**Set problem**
Copy out each line of the records below that contains the word "List".

**Input material**
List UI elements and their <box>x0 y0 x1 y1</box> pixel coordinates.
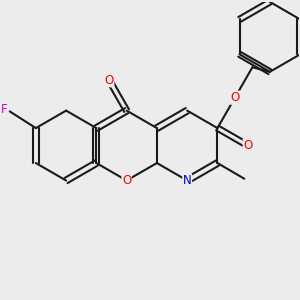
Text: F: F <box>1 103 8 116</box>
Text: O: O <box>104 74 114 87</box>
Text: N: N <box>183 174 192 187</box>
Text: O: O <box>230 91 239 104</box>
Text: O: O <box>243 139 253 152</box>
Text: O: O <box>122 174 131 187</box>
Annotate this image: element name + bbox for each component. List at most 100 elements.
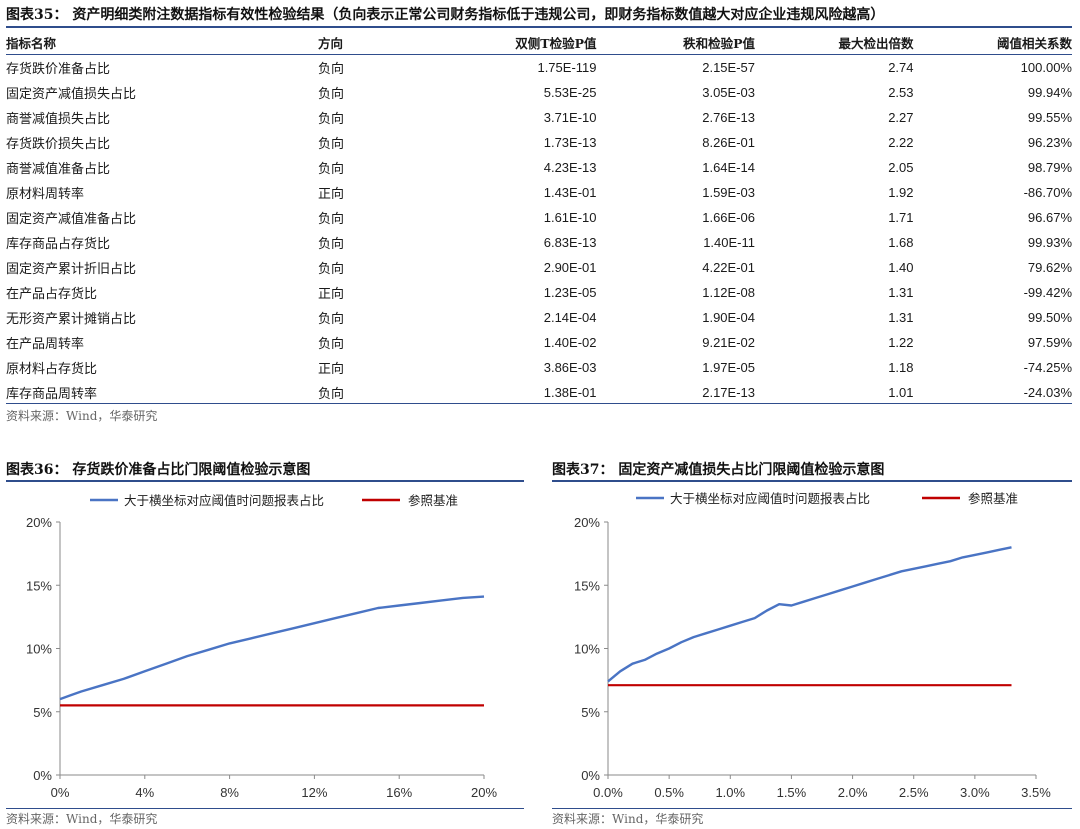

**Answer to the problem**
List UI elements and their <box>x0 y0 x1 y1</box> pixel coordinates.
Annotate this image: element name + bbox for each component. List at most 100 elements.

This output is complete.